§ Rows from a figure dataset:
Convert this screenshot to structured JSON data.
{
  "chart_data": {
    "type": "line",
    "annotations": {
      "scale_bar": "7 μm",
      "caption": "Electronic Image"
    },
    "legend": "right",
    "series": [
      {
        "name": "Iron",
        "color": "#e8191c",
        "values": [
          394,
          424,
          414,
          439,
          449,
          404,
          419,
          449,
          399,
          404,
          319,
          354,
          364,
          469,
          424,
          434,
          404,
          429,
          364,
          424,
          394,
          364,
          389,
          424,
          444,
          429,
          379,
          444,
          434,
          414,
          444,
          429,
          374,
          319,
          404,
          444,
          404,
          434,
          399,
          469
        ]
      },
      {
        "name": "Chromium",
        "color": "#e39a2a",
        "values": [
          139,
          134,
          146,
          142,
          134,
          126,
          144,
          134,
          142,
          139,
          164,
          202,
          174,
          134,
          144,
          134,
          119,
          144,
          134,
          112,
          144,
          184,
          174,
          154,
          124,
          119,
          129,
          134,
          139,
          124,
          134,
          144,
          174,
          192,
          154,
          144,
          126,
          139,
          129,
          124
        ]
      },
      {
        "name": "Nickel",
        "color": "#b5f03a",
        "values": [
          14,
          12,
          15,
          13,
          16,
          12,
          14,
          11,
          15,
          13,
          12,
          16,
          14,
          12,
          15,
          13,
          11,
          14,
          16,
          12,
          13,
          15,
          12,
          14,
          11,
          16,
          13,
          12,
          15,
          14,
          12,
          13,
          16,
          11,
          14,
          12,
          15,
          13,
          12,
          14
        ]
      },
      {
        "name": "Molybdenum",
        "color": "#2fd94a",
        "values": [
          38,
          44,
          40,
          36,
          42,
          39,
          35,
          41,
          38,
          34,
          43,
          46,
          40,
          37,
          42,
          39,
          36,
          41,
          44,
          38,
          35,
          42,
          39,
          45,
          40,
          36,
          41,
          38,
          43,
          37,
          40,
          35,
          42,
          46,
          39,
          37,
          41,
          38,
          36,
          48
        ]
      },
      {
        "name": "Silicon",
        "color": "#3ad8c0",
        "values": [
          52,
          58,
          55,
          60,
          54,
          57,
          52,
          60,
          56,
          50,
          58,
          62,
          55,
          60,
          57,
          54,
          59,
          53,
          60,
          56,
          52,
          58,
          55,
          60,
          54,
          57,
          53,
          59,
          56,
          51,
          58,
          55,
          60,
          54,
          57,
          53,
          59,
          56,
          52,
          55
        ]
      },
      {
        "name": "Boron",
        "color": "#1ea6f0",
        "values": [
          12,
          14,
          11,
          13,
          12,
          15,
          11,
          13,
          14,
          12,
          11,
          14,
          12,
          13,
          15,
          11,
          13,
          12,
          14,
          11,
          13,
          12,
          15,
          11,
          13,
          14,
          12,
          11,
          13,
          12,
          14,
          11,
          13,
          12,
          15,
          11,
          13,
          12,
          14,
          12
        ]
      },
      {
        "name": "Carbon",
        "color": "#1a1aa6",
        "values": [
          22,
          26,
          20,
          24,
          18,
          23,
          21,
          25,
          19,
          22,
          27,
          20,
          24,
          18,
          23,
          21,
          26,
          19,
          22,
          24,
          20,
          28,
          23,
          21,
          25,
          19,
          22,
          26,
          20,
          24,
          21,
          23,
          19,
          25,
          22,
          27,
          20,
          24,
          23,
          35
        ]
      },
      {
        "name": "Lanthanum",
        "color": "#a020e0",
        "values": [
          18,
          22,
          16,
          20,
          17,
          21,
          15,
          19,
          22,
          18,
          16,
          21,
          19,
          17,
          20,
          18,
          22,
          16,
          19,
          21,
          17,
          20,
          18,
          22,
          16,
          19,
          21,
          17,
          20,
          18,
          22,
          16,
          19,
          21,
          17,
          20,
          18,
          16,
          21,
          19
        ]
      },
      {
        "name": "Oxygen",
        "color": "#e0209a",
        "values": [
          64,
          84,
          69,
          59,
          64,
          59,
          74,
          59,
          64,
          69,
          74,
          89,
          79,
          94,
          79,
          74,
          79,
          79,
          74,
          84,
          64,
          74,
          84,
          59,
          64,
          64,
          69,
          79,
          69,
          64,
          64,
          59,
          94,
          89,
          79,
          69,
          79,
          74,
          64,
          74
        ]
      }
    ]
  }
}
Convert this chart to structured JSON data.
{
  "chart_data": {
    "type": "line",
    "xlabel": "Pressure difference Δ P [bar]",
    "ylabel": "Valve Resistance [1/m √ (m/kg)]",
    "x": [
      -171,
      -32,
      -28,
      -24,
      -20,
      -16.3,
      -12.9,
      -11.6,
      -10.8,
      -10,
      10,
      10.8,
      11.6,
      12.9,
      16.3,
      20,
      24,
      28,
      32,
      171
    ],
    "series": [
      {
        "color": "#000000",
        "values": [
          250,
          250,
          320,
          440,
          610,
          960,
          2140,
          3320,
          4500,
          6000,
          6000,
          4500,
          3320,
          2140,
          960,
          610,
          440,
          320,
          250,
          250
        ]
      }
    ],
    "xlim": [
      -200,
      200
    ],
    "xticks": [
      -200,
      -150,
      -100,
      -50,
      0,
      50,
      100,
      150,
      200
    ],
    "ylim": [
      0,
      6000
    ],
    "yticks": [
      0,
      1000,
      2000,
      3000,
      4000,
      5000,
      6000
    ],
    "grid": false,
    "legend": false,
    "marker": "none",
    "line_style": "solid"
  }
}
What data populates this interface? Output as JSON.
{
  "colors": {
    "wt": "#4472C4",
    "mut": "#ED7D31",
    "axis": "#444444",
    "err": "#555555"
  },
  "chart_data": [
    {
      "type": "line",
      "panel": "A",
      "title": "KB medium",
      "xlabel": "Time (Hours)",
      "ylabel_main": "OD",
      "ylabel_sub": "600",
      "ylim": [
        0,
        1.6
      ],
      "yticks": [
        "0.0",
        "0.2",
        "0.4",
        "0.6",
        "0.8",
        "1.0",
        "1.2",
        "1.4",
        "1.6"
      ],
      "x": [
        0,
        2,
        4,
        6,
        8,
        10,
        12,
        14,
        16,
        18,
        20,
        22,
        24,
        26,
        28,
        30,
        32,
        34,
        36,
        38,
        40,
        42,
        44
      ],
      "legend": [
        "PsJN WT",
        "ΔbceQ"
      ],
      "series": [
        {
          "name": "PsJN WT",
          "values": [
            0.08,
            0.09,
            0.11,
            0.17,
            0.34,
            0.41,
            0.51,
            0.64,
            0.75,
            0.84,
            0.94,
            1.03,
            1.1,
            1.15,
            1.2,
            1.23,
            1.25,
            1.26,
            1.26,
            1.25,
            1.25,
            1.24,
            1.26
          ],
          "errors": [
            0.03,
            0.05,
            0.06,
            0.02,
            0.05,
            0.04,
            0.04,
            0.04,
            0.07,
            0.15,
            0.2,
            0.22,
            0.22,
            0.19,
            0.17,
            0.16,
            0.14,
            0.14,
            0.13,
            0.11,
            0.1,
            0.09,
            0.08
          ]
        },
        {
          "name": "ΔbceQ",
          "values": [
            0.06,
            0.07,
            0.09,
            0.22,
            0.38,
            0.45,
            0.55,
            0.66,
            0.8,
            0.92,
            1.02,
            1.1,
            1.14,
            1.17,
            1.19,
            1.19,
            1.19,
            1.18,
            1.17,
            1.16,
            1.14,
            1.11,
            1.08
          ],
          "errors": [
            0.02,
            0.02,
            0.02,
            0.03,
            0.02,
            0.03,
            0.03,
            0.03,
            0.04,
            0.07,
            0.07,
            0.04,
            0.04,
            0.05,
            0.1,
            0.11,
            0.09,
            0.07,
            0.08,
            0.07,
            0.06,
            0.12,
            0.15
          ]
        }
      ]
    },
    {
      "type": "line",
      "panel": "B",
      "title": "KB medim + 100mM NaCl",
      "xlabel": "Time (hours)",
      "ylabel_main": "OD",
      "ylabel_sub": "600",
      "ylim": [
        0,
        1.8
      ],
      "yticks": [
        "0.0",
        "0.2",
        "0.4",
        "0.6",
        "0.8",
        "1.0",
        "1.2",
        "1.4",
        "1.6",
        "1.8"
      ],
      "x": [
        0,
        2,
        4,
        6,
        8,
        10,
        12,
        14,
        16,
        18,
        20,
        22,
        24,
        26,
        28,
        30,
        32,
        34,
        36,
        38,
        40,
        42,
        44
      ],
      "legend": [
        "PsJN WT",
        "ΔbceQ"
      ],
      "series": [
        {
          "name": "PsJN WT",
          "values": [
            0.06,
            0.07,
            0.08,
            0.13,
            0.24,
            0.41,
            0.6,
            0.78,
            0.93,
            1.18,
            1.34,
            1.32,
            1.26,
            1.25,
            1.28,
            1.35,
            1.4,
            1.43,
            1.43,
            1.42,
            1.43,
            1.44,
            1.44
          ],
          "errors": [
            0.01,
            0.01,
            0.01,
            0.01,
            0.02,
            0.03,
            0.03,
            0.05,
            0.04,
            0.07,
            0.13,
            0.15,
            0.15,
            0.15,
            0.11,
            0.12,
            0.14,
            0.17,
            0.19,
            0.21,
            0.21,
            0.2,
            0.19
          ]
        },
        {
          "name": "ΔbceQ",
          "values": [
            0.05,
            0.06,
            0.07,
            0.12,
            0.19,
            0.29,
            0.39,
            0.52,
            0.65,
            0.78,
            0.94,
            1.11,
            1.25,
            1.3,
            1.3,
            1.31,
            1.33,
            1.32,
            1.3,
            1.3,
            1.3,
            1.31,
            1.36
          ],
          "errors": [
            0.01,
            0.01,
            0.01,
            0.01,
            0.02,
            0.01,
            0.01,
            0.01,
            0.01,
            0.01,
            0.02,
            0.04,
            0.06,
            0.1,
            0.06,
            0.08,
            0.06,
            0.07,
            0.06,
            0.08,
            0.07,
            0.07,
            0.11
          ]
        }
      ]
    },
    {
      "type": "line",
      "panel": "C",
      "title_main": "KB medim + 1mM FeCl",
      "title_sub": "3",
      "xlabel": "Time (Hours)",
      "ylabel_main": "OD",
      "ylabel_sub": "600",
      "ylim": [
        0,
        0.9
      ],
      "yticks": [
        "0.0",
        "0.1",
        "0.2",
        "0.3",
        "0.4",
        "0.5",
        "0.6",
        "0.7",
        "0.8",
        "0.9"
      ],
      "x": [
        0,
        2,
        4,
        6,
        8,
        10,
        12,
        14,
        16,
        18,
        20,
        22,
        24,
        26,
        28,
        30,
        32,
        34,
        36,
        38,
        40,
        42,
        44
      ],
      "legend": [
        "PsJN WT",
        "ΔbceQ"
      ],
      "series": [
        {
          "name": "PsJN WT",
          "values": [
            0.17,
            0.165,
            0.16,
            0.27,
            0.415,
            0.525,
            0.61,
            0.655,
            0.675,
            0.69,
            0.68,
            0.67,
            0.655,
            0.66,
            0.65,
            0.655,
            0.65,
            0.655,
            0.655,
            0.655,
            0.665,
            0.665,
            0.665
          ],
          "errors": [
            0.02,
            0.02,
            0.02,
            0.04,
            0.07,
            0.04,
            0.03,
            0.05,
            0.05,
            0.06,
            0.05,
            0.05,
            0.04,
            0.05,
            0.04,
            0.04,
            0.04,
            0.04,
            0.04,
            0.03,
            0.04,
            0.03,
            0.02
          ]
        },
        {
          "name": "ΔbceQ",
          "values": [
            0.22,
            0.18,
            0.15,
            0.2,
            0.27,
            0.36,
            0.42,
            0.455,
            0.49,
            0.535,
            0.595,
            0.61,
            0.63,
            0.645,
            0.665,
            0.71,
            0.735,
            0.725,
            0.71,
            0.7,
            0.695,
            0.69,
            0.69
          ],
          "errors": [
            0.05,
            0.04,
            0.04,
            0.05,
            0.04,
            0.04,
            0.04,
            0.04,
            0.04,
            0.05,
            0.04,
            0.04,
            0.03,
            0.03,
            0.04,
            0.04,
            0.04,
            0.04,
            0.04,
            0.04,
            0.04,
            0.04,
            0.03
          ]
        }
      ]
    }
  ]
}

§ Stated task: Using the material above, copy every line in which the string "Convert" occurs.

§ Reply to the task:
Convert this screenshot to structured JSON data.
Convert this chart to structured JSON data.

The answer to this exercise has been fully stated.